◆ **WHAT TO DO**
Repeat the full listing below verbatim and keep the images out.

####

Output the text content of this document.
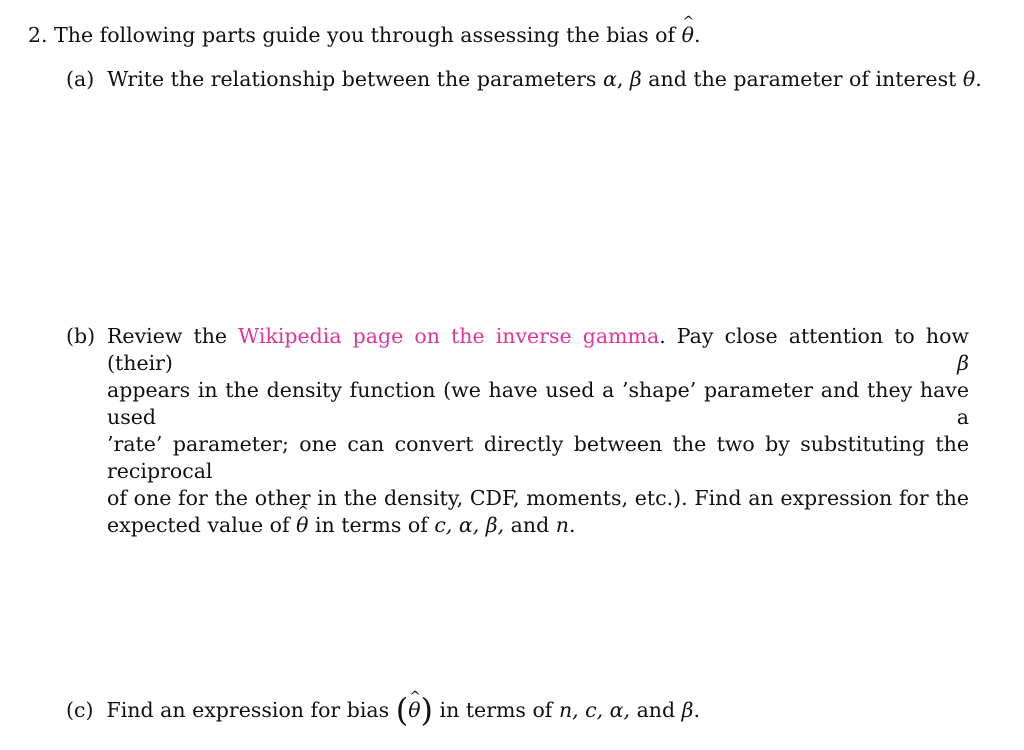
2. The following parts guide you through assessing the bias of ^ θ.
(a) Write the relationship between the parameters α, β and the parameter of interest θ.
(b) Review the Wikipedia page on the inverse gamma. Pay close attention to how (their)	β
appears in the density function (we have used a ’shape’ parameter and they have used a
’rate’ parameter; one can convert directly between the two by substituting the reciprocal
of one for the other in the density, CDF, moments, etc.). Find an expression for the
expected value of ^ θ in terms of c, α, β, and n.
(c) Find an expression for bias (^ θ) in terms of n, c, α, and β.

####

◆ **FINAL RESULT**
Output the text content of this document.
2. The following parts guide you through assessing the bias of ^ θ.
(a) Write the relationship between the parameters α, β and the parameter of interest θ.
(b) Review the Wikipedia page on the inverse gamma. Pay close attention to how (their)	β
appears in the density function (we have used a ’shape’ parameter and they have used a
’rate’ parameter; one can convert directly between the two by substituting the reciprocal
of one for the other in the density, CDF, moments, etc.). Find an expression for the
expected value of ^ θ in terms of c, α, β, and n.
(c) Find an expression for bias (^ θ) in terms of n, c, α, and β.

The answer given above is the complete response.